[Annotated region listings]
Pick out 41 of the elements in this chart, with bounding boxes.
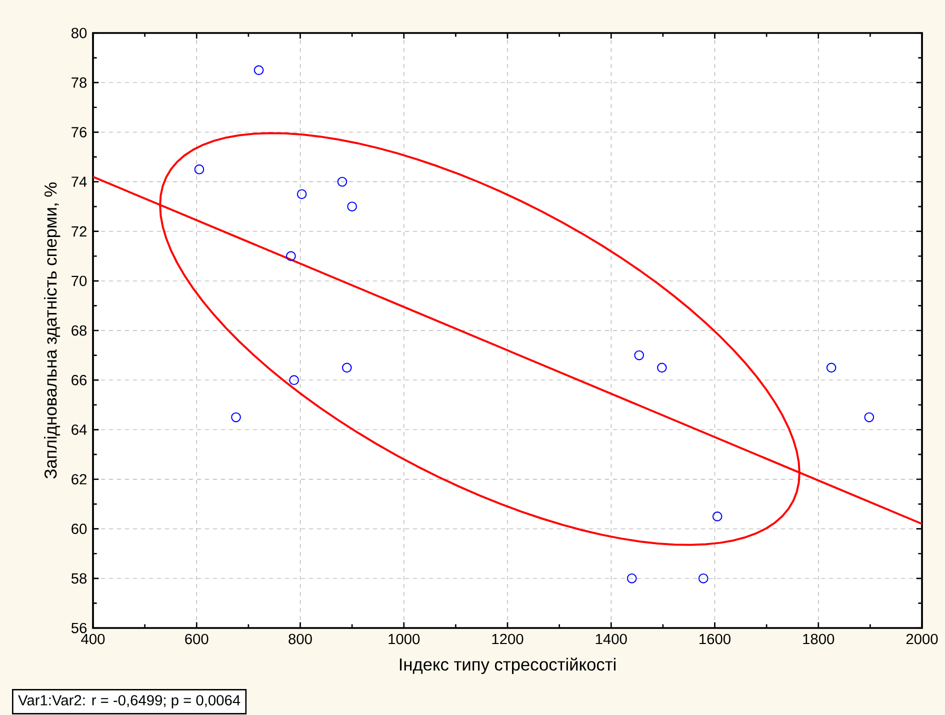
x-tick-label: 1000 <box>388 634 420 644</box>
point <box>864 412 874 422</box>
x-tick-label: 2000 <box>906 634 938 644</box>
point <box>656 362 667 373</box>
point <box>826 362 836 373</box>
point <box>626 573 637 584</box>
y-tick-label: 60 <box>72 524 87 534</box>
x-axis-title: Індекс типу стресостійкості <box>400 658 616 674</box>
y-tick-label: 62 <box>72 474 86 484</box>
x-tick-label: 400 <box>81 634 105 644</box>
point <box>712 512 722 522</box>
y-tick-label: 58 <box>71 573 87 584</box>
point <box>296 189 307 200</box>
point <box>254 65 264 76</box>
x-tick-label: 1600 <box>700 634 730 644</box>
y-tick-label: 80 <box>71 28 87 38</box>
y-tick-label: 64 <box>72 424 87 435</box>
y-tick-label: 78 <box>72 77 87 88</box>
y-tick-label: 72 <box>72 226 86 236</box>
point <box>337 176 348 187</box>
point <box>231 412 241 422</box>
y-tick-label: 76 <box>72 126 87 138</box>
y-tick-label: 68 <box>72 325 87 336</box>
x-tick-label: 1400 <box>596 634 627 644</box>
x-tick-label: 800 <box>288 634 312 644</box>
x-tick-label: 1800 <box>803 634 834 644</box>
point <box>634 350 644 360</box>
x-tick-label: 1200 <box>492 634 524 644</box>
y-axis-title: Заплідновальна здатність сперми, % <box>44 182 60 479</box>
point <box>289 375 299 386</box>
y-tick-label: 70 <box>72 276 87 286</box>
y-tick-label: 74 <box>72 176 87 187</box>
point <box>698 573 708 584</box>
point <box>286 251 296 262</box>
point <box>194 164 204 174</box>
x-tick-label: 600 <box>185 634 208 644</box>
y-tick-label: 66 <box>72 374 87 386</box>
point <box>347 202 358 212</box>
text: Var1:Var2: r = -0,6499; p = 0,0064 <box>18 695 240 708</box>
y-tick-label: 56 <box>71 622 87 634</box>
point <box>342 362 352 373</box>
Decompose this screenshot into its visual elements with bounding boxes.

## Description of the task
Convert the lines of the items, starting at the line containing "x-tick-label: 1000 <box>388 634 420 644</box>" and ending at the line containing "y-axis-title: Заплідновальна здатність", into a Markdown table with two columns: No., which numbers the rows, and Text, which holds each line. Leave out any blank lines.

## Response to this task
| No. | Text |
|---|---|
| 1 | x-tick-label: 1000 <box>388 634 420 644</box> |
| 2 | point <box>864 412 874 422</box> |
| 3 | x-tick-label: 2000 <box>906 634 938 644</box> |
| 4 | point <box>656 362 667 373</box> |
| 5 | point <box>826 362 836 373</box> |
| 6 | point <box>626 573 637 584</box> |
| 7 | y-tick-label: 60 <box>72 524 87 534</box> |
| 8 | x-axis-title: Індекс типу стресостійкості <box>400 658 616 674</box> |
| 9 | y-tick-label: 62 <box>72 474 86 484</box> |
| 10 | x-tick-label: 400 <box>81 634 105 644</box> |
| 11 | point <box>712 512 722 522</box> |
| 12 | y-tick-label: 58 <box>71 573 87 584</box> |
| 13 | point <box>296 189 307 200</box> |
| 14 | point <box>254 65 264 76</box> |
| 15 | x-tick-label: 1600 <box>700 634 730 644</box> |
| 16 | y-tick-label: 80 <box>71 28 87 38</box> |
| 17 | y-tick-label: 64 <box>72 424 87 435</box> |
| 18 | y-tick-label: 78 <box>72 77 87 88</box> |
| 19 | y-tick-label: 72 <box>72 226 86 236</box> |
| 20 | point <box>337 176 348 187</box> |
| 21 | point <box>231 412 241 422</box> |
| 22 | y-tick-label: 76 <box>72 126 87 138</box> |
| 23 | y-tick-label: 68 <box>72 325 87 336</box> |
| 24 | x-tick-label: 1400 <box>596 634 627 644</box> |
| 25 | x-tick-label: 800 <box>288 634 312 644</box> |
| 26 | x-tick-label: 1800 <box>803 634 834 644</box> |
| 27 | point <box>634 350 644 360</box> |
| 28 | x-tick-label: 1200 <box>492 634 524 644</box> |
| 29 | y-axis-title: Заплідновальна здатність сперми, % <box>44 182 60 479</box> |